DIRECTIONS: Quote all entries in full, exactly.
*-*-*
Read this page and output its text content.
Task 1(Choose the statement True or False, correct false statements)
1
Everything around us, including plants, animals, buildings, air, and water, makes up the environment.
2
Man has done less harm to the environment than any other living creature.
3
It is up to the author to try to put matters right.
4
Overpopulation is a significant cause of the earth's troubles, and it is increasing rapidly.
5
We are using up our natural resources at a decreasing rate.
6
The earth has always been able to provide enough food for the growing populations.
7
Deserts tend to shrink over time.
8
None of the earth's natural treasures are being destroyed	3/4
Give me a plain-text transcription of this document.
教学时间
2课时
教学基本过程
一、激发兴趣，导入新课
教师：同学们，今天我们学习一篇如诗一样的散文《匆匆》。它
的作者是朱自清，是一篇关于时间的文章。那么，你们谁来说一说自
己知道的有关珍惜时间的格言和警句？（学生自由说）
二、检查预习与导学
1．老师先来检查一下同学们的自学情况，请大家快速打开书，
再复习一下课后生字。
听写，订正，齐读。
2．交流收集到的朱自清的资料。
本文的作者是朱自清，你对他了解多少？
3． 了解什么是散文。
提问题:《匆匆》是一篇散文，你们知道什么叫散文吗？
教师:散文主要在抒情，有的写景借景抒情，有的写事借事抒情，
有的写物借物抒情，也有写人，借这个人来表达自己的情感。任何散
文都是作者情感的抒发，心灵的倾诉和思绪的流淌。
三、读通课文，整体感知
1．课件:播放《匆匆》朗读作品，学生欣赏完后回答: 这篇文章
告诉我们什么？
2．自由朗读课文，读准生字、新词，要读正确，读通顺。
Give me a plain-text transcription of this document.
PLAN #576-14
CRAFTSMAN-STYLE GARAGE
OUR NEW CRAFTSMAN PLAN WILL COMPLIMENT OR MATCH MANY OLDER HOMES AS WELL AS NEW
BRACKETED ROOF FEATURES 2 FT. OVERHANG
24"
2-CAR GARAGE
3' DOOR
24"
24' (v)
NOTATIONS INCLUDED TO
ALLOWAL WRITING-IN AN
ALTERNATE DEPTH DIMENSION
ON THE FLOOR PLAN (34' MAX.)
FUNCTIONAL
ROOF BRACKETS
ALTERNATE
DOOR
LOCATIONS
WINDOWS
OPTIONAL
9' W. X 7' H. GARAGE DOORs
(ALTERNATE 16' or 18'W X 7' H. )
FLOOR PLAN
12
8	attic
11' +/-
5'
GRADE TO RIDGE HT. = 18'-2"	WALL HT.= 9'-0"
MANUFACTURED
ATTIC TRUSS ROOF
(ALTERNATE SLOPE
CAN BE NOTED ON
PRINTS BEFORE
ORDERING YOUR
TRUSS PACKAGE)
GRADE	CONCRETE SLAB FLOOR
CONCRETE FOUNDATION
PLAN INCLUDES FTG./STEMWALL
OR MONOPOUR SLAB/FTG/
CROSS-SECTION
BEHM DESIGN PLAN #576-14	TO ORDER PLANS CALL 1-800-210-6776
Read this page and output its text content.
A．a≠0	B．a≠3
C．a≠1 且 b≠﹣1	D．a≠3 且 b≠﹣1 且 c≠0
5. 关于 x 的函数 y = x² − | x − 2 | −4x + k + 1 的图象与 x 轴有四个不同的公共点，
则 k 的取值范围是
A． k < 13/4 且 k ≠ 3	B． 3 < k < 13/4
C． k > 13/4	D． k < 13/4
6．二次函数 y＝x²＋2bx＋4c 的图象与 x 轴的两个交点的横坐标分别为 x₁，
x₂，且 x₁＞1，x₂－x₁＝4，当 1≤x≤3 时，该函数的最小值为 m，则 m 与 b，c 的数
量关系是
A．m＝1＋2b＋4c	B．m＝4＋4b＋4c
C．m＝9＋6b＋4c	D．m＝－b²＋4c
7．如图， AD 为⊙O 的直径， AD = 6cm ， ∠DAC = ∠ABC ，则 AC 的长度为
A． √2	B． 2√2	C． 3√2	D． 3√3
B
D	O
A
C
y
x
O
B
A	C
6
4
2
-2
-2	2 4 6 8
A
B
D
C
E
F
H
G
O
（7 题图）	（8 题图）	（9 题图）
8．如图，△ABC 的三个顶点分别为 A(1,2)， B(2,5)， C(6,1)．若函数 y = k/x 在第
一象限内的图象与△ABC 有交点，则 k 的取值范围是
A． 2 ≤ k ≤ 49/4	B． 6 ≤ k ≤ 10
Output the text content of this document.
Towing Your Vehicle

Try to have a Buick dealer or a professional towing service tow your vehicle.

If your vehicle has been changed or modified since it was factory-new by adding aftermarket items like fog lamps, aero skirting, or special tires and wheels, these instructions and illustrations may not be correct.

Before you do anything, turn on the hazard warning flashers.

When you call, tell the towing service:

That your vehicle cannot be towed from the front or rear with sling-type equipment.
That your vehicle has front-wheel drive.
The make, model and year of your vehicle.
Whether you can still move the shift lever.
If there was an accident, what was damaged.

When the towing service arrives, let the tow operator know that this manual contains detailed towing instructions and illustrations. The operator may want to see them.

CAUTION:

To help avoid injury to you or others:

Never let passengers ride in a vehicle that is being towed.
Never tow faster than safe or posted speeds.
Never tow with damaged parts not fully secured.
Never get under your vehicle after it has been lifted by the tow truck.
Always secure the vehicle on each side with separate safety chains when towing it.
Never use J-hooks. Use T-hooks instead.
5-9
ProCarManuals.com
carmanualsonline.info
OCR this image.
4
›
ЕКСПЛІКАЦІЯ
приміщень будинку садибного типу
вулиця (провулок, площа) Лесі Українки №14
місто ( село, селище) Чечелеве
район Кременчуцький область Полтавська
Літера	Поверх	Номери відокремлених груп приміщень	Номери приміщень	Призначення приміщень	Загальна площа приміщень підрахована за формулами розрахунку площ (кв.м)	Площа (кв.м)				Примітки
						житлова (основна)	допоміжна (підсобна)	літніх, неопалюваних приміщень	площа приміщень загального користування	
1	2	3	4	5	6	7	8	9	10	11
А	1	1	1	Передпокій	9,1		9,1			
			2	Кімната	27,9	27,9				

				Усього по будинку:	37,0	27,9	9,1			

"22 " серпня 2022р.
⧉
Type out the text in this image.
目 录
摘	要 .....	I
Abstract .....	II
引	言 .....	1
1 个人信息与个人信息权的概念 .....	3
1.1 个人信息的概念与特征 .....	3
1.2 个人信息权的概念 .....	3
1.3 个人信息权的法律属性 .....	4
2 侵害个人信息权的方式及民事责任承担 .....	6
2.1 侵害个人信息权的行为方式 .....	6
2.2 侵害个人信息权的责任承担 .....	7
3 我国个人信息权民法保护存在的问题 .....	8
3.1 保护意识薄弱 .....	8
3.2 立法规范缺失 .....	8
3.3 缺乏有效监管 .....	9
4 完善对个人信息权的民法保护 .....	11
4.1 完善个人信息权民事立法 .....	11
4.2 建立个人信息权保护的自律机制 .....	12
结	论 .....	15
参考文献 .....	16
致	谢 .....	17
*-*-*
CORRECT ANSWER:
Read this page and output its text content.
Task 1(Choose the statement True or False, correct false statements)
1
Everything around us, including plants, animals, buildings, air, and water, makes up the environment.
2
Man has done less harm to the environment than any other living creature.
3
It is up to the author to try to put matters right.
4
Overpopulation is a significant cause of the earth's troubles, and it is increasing rapidly.
5
We are using up our natural resources at a decreasing rate.
6
The earth has always been able to provide enough food for the growing populations.
7
Deserts tend to shrink over time.
8
None of the earth's natural treasures are being destroyed	3/4
Give me a plain-text transcription of this document.
教学时间
2课时
教学基本过程
一、激发兴趣，导入新课
教师：同学们，今天我们学习一篇如诗一样的散文《匆匆》。它
的作者是朱自清，是一篇关于时间的文章。那么，你们谁来说一说自
己知道的有关珍惜时间的格言和警句？（学生自由说）
二、检查预习与导学
1．老师先来检查一下同学们的自学情况，请大家快速打开书，
再复习一下课后生字。
听写，订正，齐读。
2．交流收集到的朱自清的资料。
本文的作者是朱自清，你对他了解多少？
3． 了解什么是散文。
提问题:《匆匆》是一篇散文，你们知道什么叫散文吗？
教师:散文主要在抒情，有的写景借景抒情，有的写事借事抒情，
有的写物借物抒情，也有写人，借这个人来表达自己的情感。任何散
文都是作者情感的抒发，心灵的倾诉和思绪的流淌。
三、读通课文，整体感知
1．课件:播放《匆匆》朗读作品，学生欣赏完后回答: 这篇文章
告诉我们什么？
2．自由朗读课文，读准生字、新词，要读正确，读通顺。
Give me a plain-text transcription of this document.
PLAN #576-14
CRAFTSMAN-STYLE GARAGE
OUR NEW CRAFTSMAN PLAN WILL COMPLIMENT OR MATCH MANY OLDER HOMES AS WELL AS NEW
BRACKETED ROOF FEATURES 2 FT. OVERHANG
24"
2-CAR GARAGE
3' DOOR
24"
24' (v)
NOTATIONS INCLUDED TO
ALLOWAL WRITING-IN AN
ALTERNATE DEPTH DIMENSION
ON THE FLOOR PLAN (34' MAX.)
FUNCTIONAL
ROOF BRACKETS
ALTERNATE
DOOR
LOCATIONS
WINDOWS
OPTIONAL
9' W. X 7' H. GARAGE DOORs
(ALTERNATE 16' or 18'W X 7' H. )
FLOOR PLAN
12
8	attic
11' +/-
5'
GRADE TO RIDGE HT. = 18'-2"	WALL HT.= 9'-0"
MANUFACTURED
ATTIC TRUSS ROOF
(ALTERNATE SLOPE
CAN BE NOTED ON
PRINTS BEFORE
ORDERING YOUR
TRUSS PACKAGE)
GRADE	CONCRETE SLAB FLOOR
CONCRETE FOUNDATION
PLAN INCLUDES FTG./STEMWALL
OR MONOPOUR SLAB/FTG/
CROSS-SECTION
BEHM DESIGN PLAN #576-14	TO ORDER PLANS CALL 1-800-210-6776
Read this page and output its text content.
A．a≠0	B．a≠3
C．a≠1 且 b≠﹣1	D．a≠3 且 b≠﹣1 且 c≠0
5. 关于 x 的函数 y = x² − | x − 2 | −4x + k + 1 的图象与 x 轴有四个不同的公共点，
则 k 的取值范围是
A． k < 13/4 且 k ≠ 3	B． 3 < k < 13/4
C． k > 13/4	D． k < 13/4
6．二次函数 y＝x²＋2bx＋4c 的图象与 x 轴的两个交点的横坐标分别为 x₁，
x₂，且 x₁＞1，x₂－x₁＝4，当 1≤x≤3 时，该函数的最小值为 m，则 m 与 b，c 的数
量关系是
A．m＝1＋2b＋4c	B．m＝4＋4b＋4c
C．m＝9＋6b＋4c	D．m＝－b²＋4c
7．如图， AD 为⊙O 的直径， AD = 6cm ， ∠DAC = ∠ABC ，则 AC 的长度为
A． √2	B． 2√2	C． 3√2	D． 3√3
B
D	O
A
C
y
x
O
B
A	C
6
4
2
-2
-2	2 4 6 8
A
B
D
C
E
F
H
G
O
（7 题图）	（8 题图）	（9 题图）
8．如图，△ABC 的三个顶点分别为 A(1,2)， B(2,5)， C(6,1)．若函数 y = k/x 在第
一象限内的图象与△ABC 有交点，则 k 的取值范围是
A． 2 ≤ k ≤ 49/4	B． 6 ≤ k ≤ 10
Output the text content of this document.
Towing Your Vehicle

Try to have a Buick dealer or a professional towing service tow your vehicle.

If your vehicle has been changed or modified since it was factory-new by adding aftermarket items like fog lamps, aero skirting, or special tires and wheels, these instructions and illustrations may not be correct.

Before you do anything, turn on the hazard warning flashers.

When you call, tell the towing service:

That your vehicle cannot be towed from the front or rear with sling-type equipment.
That your vehicle has front-wheel drive.
The make, model and year of your vehicle.
Whether you can still move the shift lever.
If there was an accident, what was damaged.

When the towing service arrives, let the tow operator know that this manual contains detailed towing instructions and illustrations. The operator may want to see them.

CAUTION:

To help avoid injury to you or others:

Never let passengers ride in a vehicle that is being towed.
Never tow faster than safe or posted speeds.
Never tow with damaged parts not fully secured.
Never get under your vehicle after it has been lifted by the tow truck.
Always secure the vehicle on each side with separate safety chains when towing it.
Never use J-hooks. Use T-hooks instead.
5-9
ProCarManuals.com
carmanualsonline.info
OCR this image.
4
›
ЕКСПЛІКАЦІЯ
приміщень будинку садибного типу
вулиця (провулок, площа) Лесі Українки №14
місто ( село, селище) Чечелеве
район Кременчуцький область Полтавська
Літера	Поверх	Номери відокремлених груп приміщень	Номери приміщень	Призначення приміщень	Загальна площа приміщень підрахована за формулами розрахунку площ (кв.м)	Площа (кв.м)				Примітки
						житлова (основна)	допоміжна (підсобна)	літніх, неопалюваних приміщень	площа приміщень загального користування	
1	2	3	4	5	6	7	8	9	10	11
А	1	1	1	Передпокій	9,1		9,1			
			2	Кімната	27,9	27,9				

				Усього по будинку:	37,0	27,9	9,1			

"22 " серпня 2022р.
⧉
Type out the text in this image.
目 录
摘	要 .....	I
Abstract .....	II
引	言 .....	1
1 个人信息与个人信息权的概念 .....	3
1.1 个人信息的概念与特征 .....	3
1.2 个人信息权的概念 .....	3
1.3 个人信息权的法律属性 .....	4
2 侵害个人信息权的方式及民事责任承担 .....	6
2.1 侵害个人信息权的行为方式 .....	6
2.2 侵害个人信息权的责任承担 .....	7
3 我国个人信息权民法保护存在的问题 .....	8
3.1 保护意识薄弱 .....	8
3.2 立法规范缺失 .....	8
3.3 缺乏有效监管 .....	9
4 完善对个人信息权的民法保护 .....	11
4.1 完善个人信息权民事立法 .....	11
4.2 建立个人信息权保护的自律机制 .....	12
结	论 .....	15
参考文献 .....	16
致	谢 .....	17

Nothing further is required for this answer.